> _What you need to do_
Each line should be copied exactly.

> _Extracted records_
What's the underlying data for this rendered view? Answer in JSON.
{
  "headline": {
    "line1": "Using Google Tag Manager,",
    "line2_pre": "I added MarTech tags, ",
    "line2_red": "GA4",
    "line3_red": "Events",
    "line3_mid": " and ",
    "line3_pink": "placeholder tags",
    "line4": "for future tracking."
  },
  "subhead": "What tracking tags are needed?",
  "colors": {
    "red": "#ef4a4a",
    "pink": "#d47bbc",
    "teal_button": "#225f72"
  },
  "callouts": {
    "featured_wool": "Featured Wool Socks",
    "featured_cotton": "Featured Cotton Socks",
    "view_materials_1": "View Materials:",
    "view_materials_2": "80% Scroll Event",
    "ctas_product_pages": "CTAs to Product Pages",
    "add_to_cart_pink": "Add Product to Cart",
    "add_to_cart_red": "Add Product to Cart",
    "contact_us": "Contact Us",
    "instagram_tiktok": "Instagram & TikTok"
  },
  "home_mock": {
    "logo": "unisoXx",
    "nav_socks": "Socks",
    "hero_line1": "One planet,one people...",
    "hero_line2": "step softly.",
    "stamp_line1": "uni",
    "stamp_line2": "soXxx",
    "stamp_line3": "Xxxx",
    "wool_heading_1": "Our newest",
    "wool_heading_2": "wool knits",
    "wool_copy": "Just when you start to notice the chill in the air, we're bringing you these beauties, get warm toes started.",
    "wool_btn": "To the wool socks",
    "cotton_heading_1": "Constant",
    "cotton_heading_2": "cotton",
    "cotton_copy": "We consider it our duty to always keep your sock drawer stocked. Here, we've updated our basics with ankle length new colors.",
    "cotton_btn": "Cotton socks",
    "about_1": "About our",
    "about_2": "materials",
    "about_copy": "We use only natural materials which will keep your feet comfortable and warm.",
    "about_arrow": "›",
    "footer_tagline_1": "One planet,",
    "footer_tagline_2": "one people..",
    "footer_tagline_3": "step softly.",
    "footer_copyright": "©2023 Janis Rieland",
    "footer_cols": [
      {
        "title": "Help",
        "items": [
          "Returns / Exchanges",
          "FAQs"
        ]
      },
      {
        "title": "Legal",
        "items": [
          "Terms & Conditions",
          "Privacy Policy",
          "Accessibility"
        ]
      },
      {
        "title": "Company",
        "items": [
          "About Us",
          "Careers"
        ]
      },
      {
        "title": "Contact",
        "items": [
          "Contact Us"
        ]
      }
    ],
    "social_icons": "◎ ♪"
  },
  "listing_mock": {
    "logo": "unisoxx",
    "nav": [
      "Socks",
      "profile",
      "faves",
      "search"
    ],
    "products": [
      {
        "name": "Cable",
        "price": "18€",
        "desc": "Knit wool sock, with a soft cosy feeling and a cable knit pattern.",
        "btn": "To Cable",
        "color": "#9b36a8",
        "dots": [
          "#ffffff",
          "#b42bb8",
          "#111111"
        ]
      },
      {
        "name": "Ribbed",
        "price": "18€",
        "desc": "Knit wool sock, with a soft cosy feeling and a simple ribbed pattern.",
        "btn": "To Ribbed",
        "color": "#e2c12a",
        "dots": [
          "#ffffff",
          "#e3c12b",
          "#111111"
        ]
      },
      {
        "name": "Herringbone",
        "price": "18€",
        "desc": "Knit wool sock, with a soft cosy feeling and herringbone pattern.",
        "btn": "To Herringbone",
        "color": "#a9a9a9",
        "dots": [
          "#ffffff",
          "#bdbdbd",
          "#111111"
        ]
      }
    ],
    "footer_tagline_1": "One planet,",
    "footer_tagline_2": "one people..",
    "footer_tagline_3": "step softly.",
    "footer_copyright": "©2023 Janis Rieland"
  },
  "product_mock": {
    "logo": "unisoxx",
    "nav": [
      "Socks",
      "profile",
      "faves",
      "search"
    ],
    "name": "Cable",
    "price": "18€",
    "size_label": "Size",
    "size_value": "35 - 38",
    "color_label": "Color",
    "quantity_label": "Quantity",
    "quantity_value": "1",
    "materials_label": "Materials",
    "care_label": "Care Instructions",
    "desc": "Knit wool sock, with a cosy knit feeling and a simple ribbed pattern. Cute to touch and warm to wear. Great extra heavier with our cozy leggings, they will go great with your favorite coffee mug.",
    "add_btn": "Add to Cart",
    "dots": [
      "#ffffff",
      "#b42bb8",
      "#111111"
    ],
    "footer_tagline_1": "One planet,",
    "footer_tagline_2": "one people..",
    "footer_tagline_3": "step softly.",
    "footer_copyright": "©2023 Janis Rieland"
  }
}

> _Final result_
What's the underlying data for this rendered view? Answer in JSON.
{
  "headline": {
    "line1": "Using Google Tag Manager,",
    "line2_pre": "I added MarTech tags, ",
    "line2_red": "GA4",
    "line3_red": "Events",
    "line3_mid": " and ",
    "line3_pink": "placeholder tags",
    "line4": "for future tracking."
  },
  "subhead": "What tracking tags are needed?",
  "colors": {
    "red": "#ef4a4a",
    "pink": "#d47bbc",
    "teal_button": "#225f72"
  },
  "callouts": {
    "featured_wool": "Featured Wool Socks",
    "featured_cotton": "Featured Cotton Socks",
    "view_materials_1": "View Materials:",
    "view_materials_2": "80% Scroll Event",
    "ctas_product_pages": "CTAs to Product Pages",
    "add_to_cart_pink": "Add Product to Cart",
    "add_to_cart_red": "Add Product to Cart",
    "contact_us": "Contact Us",
    "instagram_tiktok": "Instagram & TikTok"
  },
  "home_mock": {
    "logo": "unisoXx",
    "nav_socks": "Socks",
    "hero_line1": "One planet,one people...",
    "hero_line2": "step softly.",
    "stamp_line1": "uni",
    "stamp_line2": "soXxx",
    "stamp_line3": "Xxxx",
    "wool_heading_1": "Our newest",
    "wool_heading_2": "wool knits",
    "wool_copy": "Just when you start to notice the chill in the air, we're bringing you these beauties, get warm toes started.",
    "wool_btn": "To the wool socks",
    "cotton_heading_1": "Constant",
    "cotton_heading_2": "cotton",
    "cotton_copy": "We consider it our duty to always keep your sock drawer stocked. Here, we've updated our basics with ankle length new colors.",
    "cotton_btn": "Cotton socks",
    "about_1": "About our",
    "about_2": "materials",
    "about_copy": "We use only natural materials which will keep your feet comfortable and warm.",
    "about_arrow": "›",
    "footer_tagline_1": "One planet,",
    "footer_tagline_2": "one people..",
    "footer_tagline_3": "step softly.",
    "footer_copyright": "©2023 Janis Rieland",
    "footer_cols": [
      {
        "title": "Help",
        "items": [
          "Returns / Exchanges",
          "FAQs"
        ]
      },
      {
        "title": "Legal",
        "items": [
          "Terms & Conditions",
          "Privacy Policy",
          "Accessibility"
        ]
      },
      {
        "title": "Company",
        "items": [
          "About Us",
          "Careers"
        ]
      },
      {
        "title": "Contact",
        "items": [
          "Contact Us"
        ]
      }
    ],
    "social_icons": "◎ ♪"
  },
  "listing_mock": {
    "logo": "unisoxx",
    "nav": [
      "Socks",
      "profile",
      "faves",
      "search"
    ],
    "products": [
      {
        "name": "Cable",
        "price": "18€",
        "desc": "Knit wool sock, with a soft cosy feeling and a cable knit pattern.",
        "btn": "To Cable",
        "color": "#9b36a8",
        "dots": [
          "#ffffff",
          "#b42bb8",
          "#111111"
        ]
      },
      {
        "name": "Ribbed",
        "price": "18€",
        "desc": "Knit wool sock, with a soft cosy feeling and a simple ribbed pattern.",
        "btn": "To Ribbed",
        "color": "#e2c12a",
        "dots": [
          "#ffffff",
          "#e3c12b",
          "#111111"
        ]
      },
      {
        "name": "Herringbone",
        "price": "18€",
        "desc": "Knit wool sock, with a soft cosy feeling and herringbone pattern.",
        "btn": "To Herringbone",
        "color": "#a9a9a9",
        "dots": [
          "#ffffff",
          "#bdbdbd",
          "#111111"
        ]
      }
    ],
    "footer_tagline_1": "One planet,",
    "footer_tagline_2": "one people..",
    "footer_tagline_3": "step softly.",
    "footer_copyright": "©2023 Janis Rieland"
  },
  "product_mock": {
    "logo": "unisoxx",
    "nav": [
      "Socks",
      "profile",
      "faves",
      "search"
    ],
    "name": "Cable",
    "price": "18€",
    "size_label": "Size",
    "size_value": "35 - 38",
    "color_label": "Color",
    "quantity_label": "Quantity",
    "quantity_value": "1",
    "materials_label": "Materials",
    "care_label": "Care Instructions",
    "desc": "Knit wool sock, with a cosy knit feeling and a simple ribbed pattern. Cute to touch and warm to wear. Great extra heavier with our cozy leggings, they will go great with your favorite coffee mug.",
    "add_btn": "Add to Cart",
    "dots": [
      "#ffffff",
      "#b42bb8",
      "#111111"
    ],
    "footer_tagline_1": "One planet,",
    "footer_tagline_2": "one people..",
    "footer_tagline_3": "step softly.",
    "footer_copyright": "©2023 Janis Rieland"
  }
}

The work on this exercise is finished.